# Selected text:
====

Automated lip sync

Emperors Teeth · Dec 2009

I know I know... don't be lazy I hear you calling! But give me a moment to explain:

We're a very small team working on projects with massive amounts of lip-syncing. It's coming to a stage when animation is taking so long that we need to optomise to be able to maintain a good level of output. We're talking upwards of 100 animations involving lip-sync between 60 and 300+ frames long, for each project lasting about 5 weeks. Along with the rest of our workload we're beginning to struggle to output at the level required.

I'm all for quality over quantity, but the simple fact is, we need to produce more, faster. I've been researching automated lip-syncing casually for a while, and came up with these two products that seemed to do the job well:

LifeStudio (www.lifemi.com)
and
Annosoft (www.annosoft.com)

Currently, due to the nature of our final pieces, generating the lip sync inside Maya would be better. However, I am looking into the not-so-distant future where running it at game-time would be better (may be moving to Unreal Engine from XNA).

Does anyone have any knowledge or experience of these products and their output/ease-of-use? Please help!

Gallows · Dec 2009

Honestly nothing can really match that of just keying out the animations yourself and spending time articulating each sound. But in comparison, and this is just speculation on brief research. Annosoft seems like the more professional quality result. Especially in game. I'm currently getting into using UDK right now, and it's ashame FaceFX doesn't really do realtime lip syncing.

Richard Kain · Dec 2009

I've used the Annosoft command-line tool before. It's the cheapest solution. But it's accuracy is a tad bit hit-and miss. Also, it is as bare-bones as they come. You would almost certainly want to develop some kind of front-end for it if you are going to be using it in a production pipeline. It's biggest drawback is that it has a hard time with longer audio files. Anything longer than a single sentence will give it difficulty.

I don't know if you're already using something similar, but I really enjoy using Papagayo. It is not an auto-syncing program. But it does speed up the timing process considerably, and it can export timing sheets. With a simple script, you can import those timing sheets and have them automatically applied to pre-defined animation keys in Maya. Or you can even write a plug-in to integrate them into a game engine.

Mark Dygert · Dec 2009

I agree nothing is going to give you better results than doing it all by hand but what a task that is. I do a few metric tons of lip sync every year. Pretty much the same situation it sounds like.

The two apps you're looking at, don't. They are both horrible. At work we looked into them both extensively and came to the conclusion they both suck. It's not so much the results (they suck just like every automated system) but the work flow.

LifeStudio:
- Is a pain to use, especially if you're using you're own custom mesh.

====

# Raw data:
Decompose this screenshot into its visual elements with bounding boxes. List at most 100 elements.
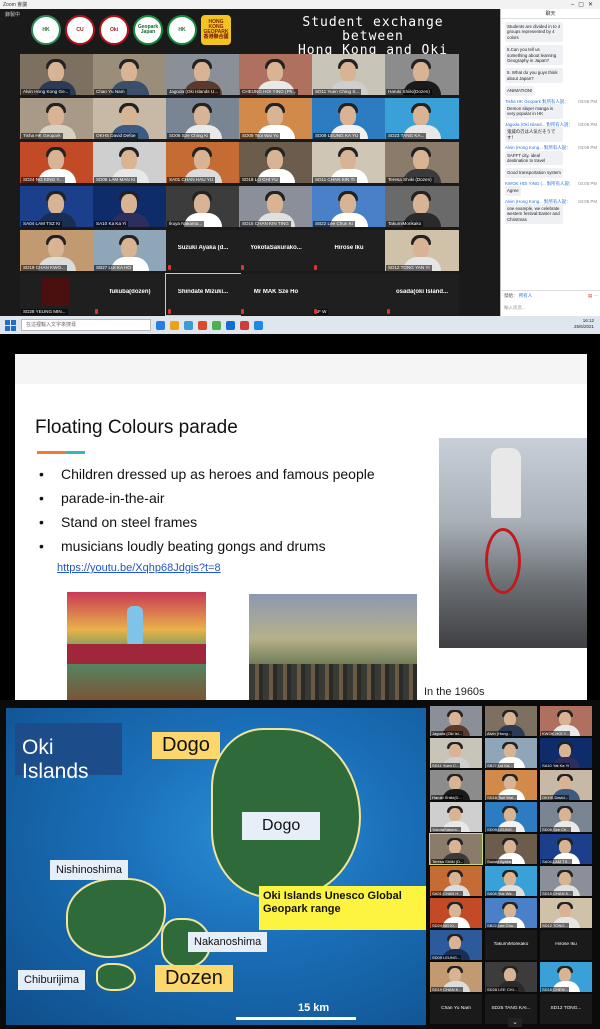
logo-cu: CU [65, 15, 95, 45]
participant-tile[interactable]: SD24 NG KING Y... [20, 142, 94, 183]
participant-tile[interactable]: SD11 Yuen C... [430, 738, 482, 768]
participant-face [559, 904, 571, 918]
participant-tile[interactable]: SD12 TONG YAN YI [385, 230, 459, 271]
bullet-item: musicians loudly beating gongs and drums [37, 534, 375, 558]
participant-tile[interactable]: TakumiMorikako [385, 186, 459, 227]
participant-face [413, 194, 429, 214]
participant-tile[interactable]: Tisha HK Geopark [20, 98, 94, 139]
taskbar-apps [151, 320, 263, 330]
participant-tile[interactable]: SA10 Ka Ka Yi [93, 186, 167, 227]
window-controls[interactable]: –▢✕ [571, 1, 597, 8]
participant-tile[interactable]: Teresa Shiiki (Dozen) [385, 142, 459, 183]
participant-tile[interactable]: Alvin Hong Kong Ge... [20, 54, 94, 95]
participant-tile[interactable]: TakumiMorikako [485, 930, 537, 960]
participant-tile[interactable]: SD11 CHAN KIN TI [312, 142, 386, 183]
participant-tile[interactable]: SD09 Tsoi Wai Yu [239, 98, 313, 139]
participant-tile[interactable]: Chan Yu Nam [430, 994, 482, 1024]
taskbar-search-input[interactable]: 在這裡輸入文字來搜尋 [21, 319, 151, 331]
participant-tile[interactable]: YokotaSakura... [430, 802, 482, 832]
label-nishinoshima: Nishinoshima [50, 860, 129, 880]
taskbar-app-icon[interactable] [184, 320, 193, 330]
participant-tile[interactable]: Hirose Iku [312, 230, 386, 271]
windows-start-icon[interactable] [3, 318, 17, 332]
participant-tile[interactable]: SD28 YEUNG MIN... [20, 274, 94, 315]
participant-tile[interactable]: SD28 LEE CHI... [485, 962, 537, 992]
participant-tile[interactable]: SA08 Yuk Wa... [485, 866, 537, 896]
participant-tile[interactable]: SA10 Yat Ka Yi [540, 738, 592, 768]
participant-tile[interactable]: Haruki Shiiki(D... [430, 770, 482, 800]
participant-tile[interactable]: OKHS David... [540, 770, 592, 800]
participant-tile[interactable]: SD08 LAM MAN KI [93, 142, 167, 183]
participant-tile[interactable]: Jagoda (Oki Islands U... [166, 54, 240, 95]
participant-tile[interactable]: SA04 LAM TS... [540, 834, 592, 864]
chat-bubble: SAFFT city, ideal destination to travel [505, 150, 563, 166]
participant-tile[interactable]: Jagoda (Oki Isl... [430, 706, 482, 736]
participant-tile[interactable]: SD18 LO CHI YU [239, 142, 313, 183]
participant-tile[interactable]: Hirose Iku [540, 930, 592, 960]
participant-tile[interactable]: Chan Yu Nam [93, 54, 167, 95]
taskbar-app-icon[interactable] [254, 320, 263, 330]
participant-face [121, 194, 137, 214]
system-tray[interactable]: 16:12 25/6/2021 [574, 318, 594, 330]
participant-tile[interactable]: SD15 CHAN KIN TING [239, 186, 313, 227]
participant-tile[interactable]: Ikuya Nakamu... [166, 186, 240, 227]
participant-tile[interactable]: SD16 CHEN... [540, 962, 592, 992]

====

# List of tasks:
1) Answer these questions using the lip sync thread:
(a) Which two products did the first poster come up with while researching automated lip-syncing?
(b) According to the reply about the Annosoft command-line tool, what kind of audio does it have a hard time with?
(c) What can Papagayo export?
2) From the lip sync thread, extract the passage between "I'm all for" and "output/ease-of-use? Please help!", inclusive.

# Answers to the exercise:
1)
(a) LifeStudio and Annosoft.
(b) Longer audio files. Anything longer than a single sentence gives it difficulty.
(c) Timing sheets.

2)
I'm all for quality over quantity, but the simple fact is, we need to produce more, faster. I've been researching automated lip-syncing casually for a while, and came up with these two products that seemed to do the job well:

LifeStudio (www.lifemi.com)
and
Annosoft (www.annosoft.com)

Currently, due to the nature of our final pieces, generating the lip sync inside Maya would be better. However, I am looking into the not-so-distant future where running it at game-time would be better (may be moving to Unreal Engine from XNA).

Does anyone have any knowledge or experience of these products and their output/ease-of-use? Please help!